GIVEN EXERCISE:
Copy out the listing in full, exactly as written, but not its pictures.

--- Start of RECORD EXTRACTS ---

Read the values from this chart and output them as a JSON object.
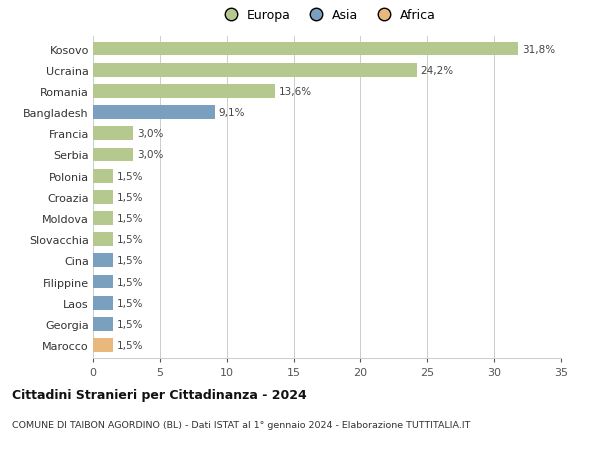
{
  "countries": [
    "Kosovo",
    "Ucraina",
    "Romania",
    "Bangladesh",
    "Francia",
    "Serbia",
    "Polonia",
    "Croazia",
    "Moldova",
    "Slovacchia",
    "Cina",
    "Filippine",
    "Laos",
    "Georgia",
    "Marocco"
  ],
  "values": [
    31.8,
    24.2,
    13.6,
    9.1,
    3.0,
    3.0,
    1.5,
    1.5,
    1.5,
    1.5,
    1.5,
    1.5,
    1.5,
    1.5,
    1.5
  ],
  "labels": [
    "31,8%",
    "24,2%",
    "13,6%",
    "9,1%",
    "3,0%",
    "3,0%",
    "1,5%",
    "1,5%",
    "1,5%",
    "1,5%",
    "1,5%",
    "1,5%",
    "1,5%",
    "1,5%",
    "1,5%"
  ],
  "continents": [
    "Europa",
    "Europa",
    "Europa",
    "Asia",
    "Europa",
    "Europa",
    "Europa",
    "Europa",
    "Europa",
    "Europa",
    "Asia",
    "Asia",
    "Asia",
    "Asia",
    "Africa"
  ],
  "colors": {
    "Europa": "#b5c98e",
    "Asia": "#7b9fbe",
    "Africa": "#e8b87d"
  },
  "legend_labels": [
    "Europa",
    "Asia",
    "Africa"
  ],
  "legend_colors": [
    "#b5c98e",
    "#7b9fbe",
    "#e8b87d"
  ],
  "title": "Cittadini Stranieri per Cittadinanza - 2024",
  "subtitle": "COMUNE DI TAIBON AGORDINO (BL) - Dati ISTAT al 1° gennaio 2024 - Elaborazione TUTTITALIA.IT",
  "xlim": [
    0,
    35
  ],
  "xticks": [
    0,
    5,
    10,
    15,
    20,
    25,
    30,
    35
  ],
  "bg_color": "#ffffff",
  "grid_color": "#cccccc",
  "bar_height": 0.65
}
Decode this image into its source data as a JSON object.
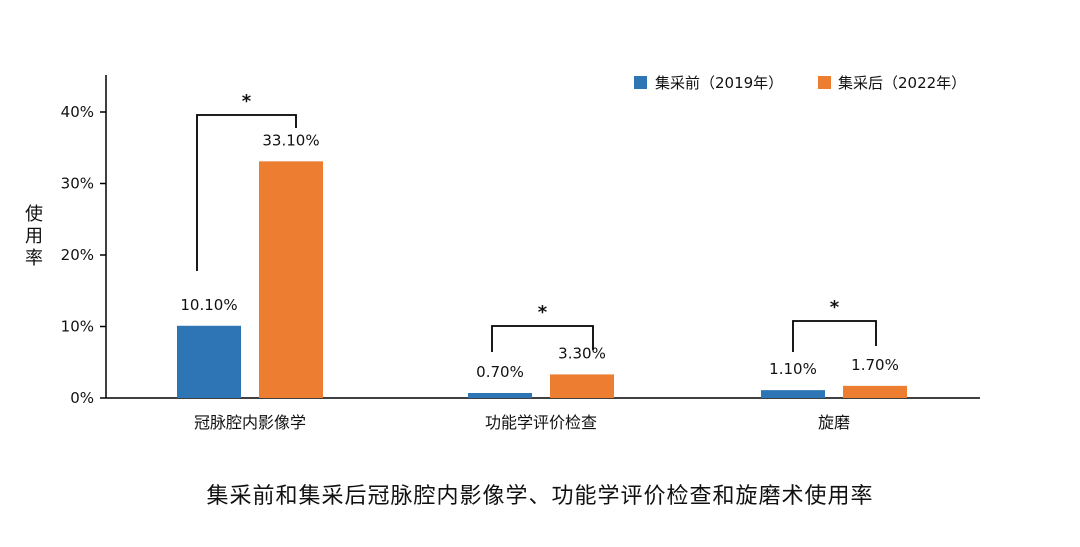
{
  "colors": {
    "series_before": "#2E75B6",
    "series_after": "#ED7D31",
    "axis": "#000000",
    "text": "#111111"
  },
  "chart_data": {
    "type": "bar",
    "title": "",
    "xlabel": "",
    "ylabel": "使用率",
    "ylim": [
      0,
      45
    ],
    "yticks": [
      "0%",
      "10%",
      "20%",
      "30%",
      "40%"
    ],
    "ytick_values": [
      0,
      10,
      20,
      30,
      40
    ],
    "categories": [
      "冠脉腔内影像学",
      "功能学评价检查",
      "旋磨"
    ],
    "series": [
      {
        "name": "集采前（2019年）",
        "values": [
          10.1,
          0.7,
          1.1
        ],
        "labels": [
          "10.10%",
          "0.70%",
          "1.10%"
        ],
        "color": "#2E75B6"
      },
      {
        "name": "集采后（2022年）",
        "values": [
          33.1,
          3.3,
          1.7
        ],
        "labels": [
          "33.10%",
          "3.30%",
          "1.70%"
        ],
        "color": "#ED7D31"
      }
    ],
    "significance": [
      "*",
      "*",
      "*"
    ],
    "legend_position": "top-right",
    "grid": false
  },
  "caption": "集采前和集采后冠脉腔内影像学、功能学评价检查和旋磨术使用率"
}
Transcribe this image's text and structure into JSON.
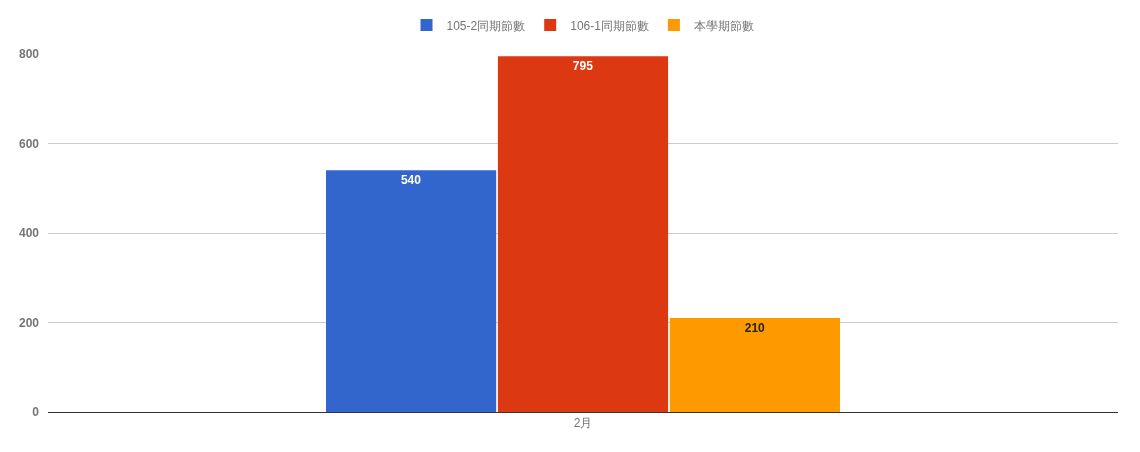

--- End of RECORD EXTRACTS ---

EXPECTED OUTPUT:
Read the values from this chart and output them as a JSON object.
{
  "countries": [
    "Kosovo",
    "Ucraina",
    "Romania",
    "Bangladesh",
    "Francia",
    "Serbia",
    "Polonia",
    "Croazia",
    "Moldova",
    "Slovacchia",
    "Cina",
    "Filippine",
    "Laos",
    "Georgia",
    "Marocco"
  ],
  "values": [
    31.8,
    24.2,
    13.6,
    9.1,
    3.0,
    3.0,
    1.5,
    1.5,
    1.5,
    1.5,
    1.5,
    1.5,
    1.5,
    1.5,
    1.5
  ],
  "labels": [
    "31,8%",
    "24,2%",
    "13,6%",
    "9,1%",
    "3,0%",
    "3,0%",
    "1,5%",
    "1,5%",
    "1,5%",
    "1,5%",
    "1,5%",
    "1,5%",
    "1,5%",
    "1,5%",
    "1,5%"
  ],
  "continents": [
    "Europa",
    "Europa",
    "Europa",
    "Asia",
    "Europa",
    "Europa",
    "Europa",
    "Europa",
    "Europa",
    "Europa",
    "Asia",
    "Asia",
    "Asia",
    "Asia",
    "Africa"
  ],
  "colors": {
    "Europa": "#b5c98e",
    "Asia": "#7b9fbe",
    "Africa": "#e8b87d"
  },
  "legend_labels": [
    "Europa",
    "Asia",
    "Africa"
  ],
  "legend_colors": [
    "#b5c98e",
    "#7b9fbe",
    "#e8b87d"
  ],
  "title": "Cittadini Stranieri per Cittadinanza - 2024",
  "subtitle": "COMUNE DI TAIBON AGORDINO (BL) - Dati ISTAT al 1° gennaio 2024 - Elaborazione TUTTITALIA.IT",
  "xlim": [
    0,
    35
  ],
  "xticks": [
    0,
    5,
    10,
    15,
    20,
    25,
    30,
    35
  ],
  "bg_color": "#ffffff",
  "grid_color": "#cccccc",
  "bar_height": 0.65
}
Decode this image into its source data as a JSON object.
{
  "colors": {
    "series_before": "#2E75B6",
    "series_after": "#ED7D31",
    "axis": "#000000",
    "text": "#111111"
  },
  "chart_data": {
    "type": "bar",
    "title": "",
    "xlabel": "",
    "ylabel": "使用率",
    "ylim": [
      0,
      45
    ],
    "yticks": [
      "0%",
      "10%",
      "20%",
      "30%",
      "40%"
    ],
    "ytick_values": [
      0,
      10,
      20,
      30,
      40
    ],
    "categories": [
      "冠脉腔内影像学",
      "功能学评价检查",
      "旋磨"
    ],
    "series": [
      {
        "name": "集采前（2019年）",
        "values": [
          10.1,
          0.7,
          1.1
        ],
        "labels": [
          "10.10%",
          "0.70%",
          "1.10%"
        ],
        "color": "#2E75B6"
      },
      {
        "name": "集采后（2022年）",
        "values": [
          33.1,
          3.3,
          1.7
        ],
        "labels": [
          "33.10%",
          "3.30%",
          "1.70%"
        ],
        "color": "#ED7D31"
      }
    ],
    "significance": [
      "*",
      "*",
      "*"
    ],
    "legend_position": "top-right",
    "grid": false
  },
  "caption": "集采前和集采后冠脉腔内影像学、功能学评价检查和旋磨术使用率"
}
Transcribe this image's text and structure into JSON.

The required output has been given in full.